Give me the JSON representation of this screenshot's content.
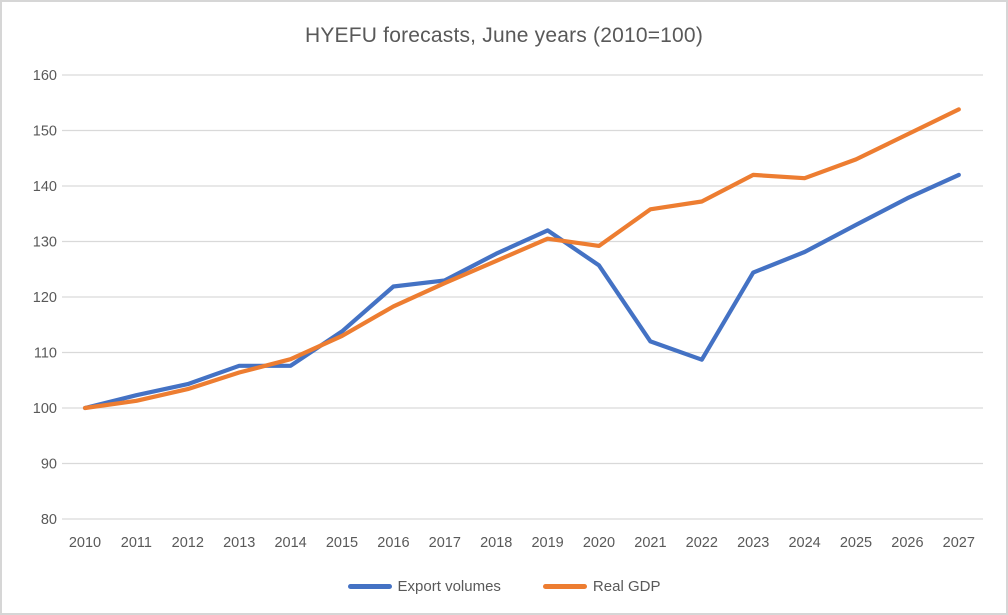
{
  "chart_data": {
    "type": "line",
    "title": "HYEFU forecasts, June years (2010=100)",
    "categories": [
      "2010",
      "2011",
      "2012",
      "2013",
      "2014",
      "2015",
      "2016",
      "2017",
      "2018",
      "2019",
      "2020",
      "2021",
      "2022",
      "2023",
      "2024",
      "2025",
      "2026",
      "2027"
    ],
    "series": [
      {
        "name": "Export volumes",
        "color": "#4472C4",
        "values": [
          100,
          102.3,
          104.3,
          107.6,
          107.6,
          113.8,
          121.9,
          123.0,
          127.8,
          132.0,
          125.7,
          112.0,
          108.7,
          124.4,
          128.1,
          133.0,
          137.8,
          142.0
        ]
      },
      {
        "name": "Real GDP",
        "color": "#ED7D31",
        "values": [
          100,
          101.3,
          103.4,
          106.4,
          108.8,
          113.0,
          118.3,
          122.5,
          126.5,
          130.5,
          129.2,
          135.8,
          137.2,
          142.0,
          141.4,
          144.8,
          149.3,
          153.8
        ]
      }
    ],
    "xlabel": "",
    "ylabel": "",
    "ylim": [
      80,
      160
    ],
    "yticks": [
      160,
      150,
      140,
      130,
      120,
      110,
      100,
      90,
      80
    ],
    "grid": "horizontal",
    "legend_position": "bottom-center",
    "colors": {
      "grid": "#D9D9D9",
      "text": "#595959",
      "frame": "#D6D6D6",
      "background": "#FFFFFF"
    }
  }
}
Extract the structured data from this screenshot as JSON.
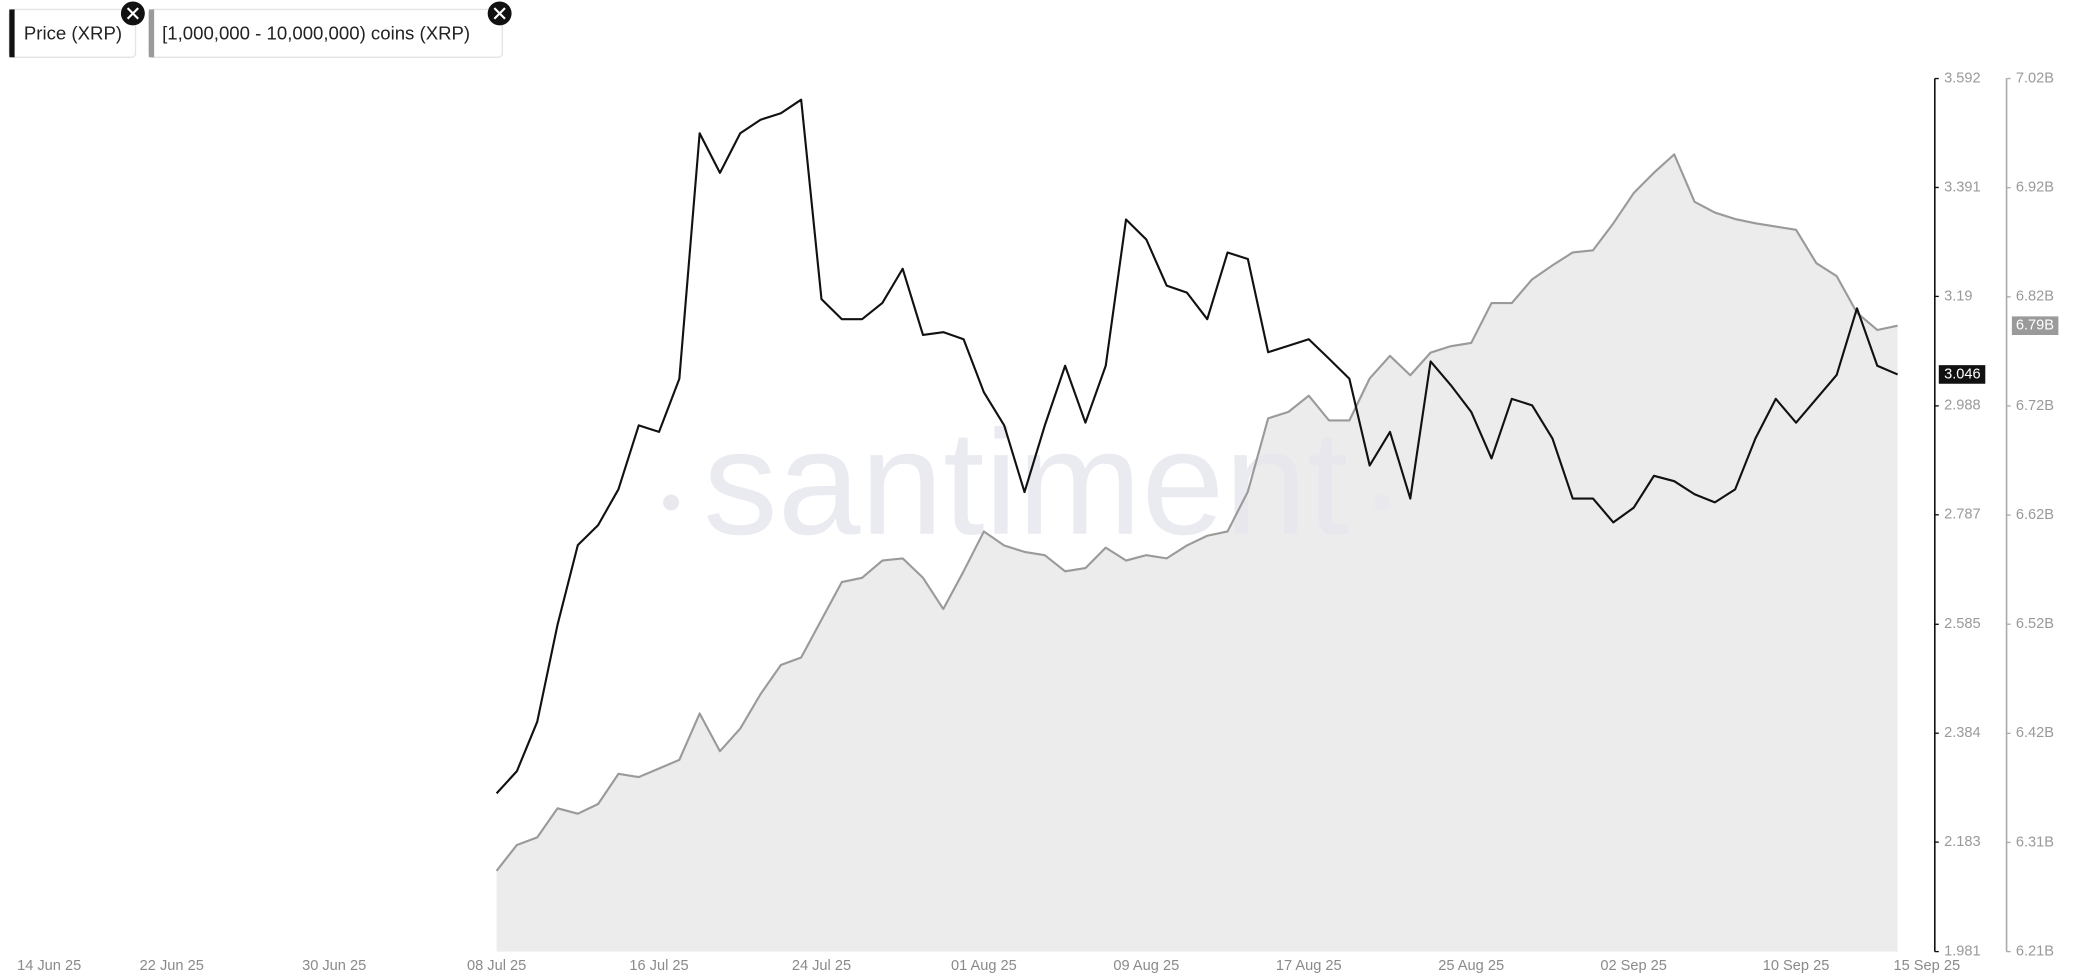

· · · · ·

- _Exercise task_
Leaving out the pictures, repeat the data above exactly.

- _Answer to the exercise_
Give me the JSON representation of this screenshot's content.
{
  "chart_data": {
    "type": "line",
    "title": "HYEFU forecasts, June years (2010=100)",
    "categories": [
      "2010",
      "2011",
      "2012",
      "2013",
      "2014",
      "2015",
      "2016",
      "2017",
      "2018",
      "2019",
      "2020",
      "2021",
      "2022",
      "2023",
      "2024",
      "2025",
      "2026",
      "2027"
    ],
    "series": [
      {
        "name": "Export volumes",
        "color": "#4472C4",
        "values": [
          100,
          102.3,
          104.3,
          107.6,
          107.6,
          113.8,
          121.9,
          123.0,
          127.8,
          132.0,
          125.7,
          112.0,
          108.7,
          124.4,
          128.1,
          133.0,
          137.8,
          142.0
        ]
      },
      {
        "name": "Real GDP",
        "color": "#ED7D31",
        "values": [
          100,
          101.3,
          103.4,
          106.4,
          108.8,
          113.0,
          118.3,
          122.5,
          126.5,
          130.5,
          129.2,
          135.8,
          137.2,
          142.0,
          141.4,
          144.8,
          149.3,
          153.8
        ]
      }
    ],
    "xlabel": "",
    "ylabel": "",
    "ylim": [
      80,
      160
    ],
    "yticks": [
      160,
      150,
      140,
      130,
      120,
      110,
      100,
      90,
      80
    ],
    "grid": "horizontal",
    "legend_position": "bottom-center",
    "colors": {
      "grid": "#D9D9D9",
      "text": "#595959",
      "frame": "#D6D6D6",
      "background": "#FFFFFF"
    }
  }
}
Extract the structured data from this screenshot as JSON.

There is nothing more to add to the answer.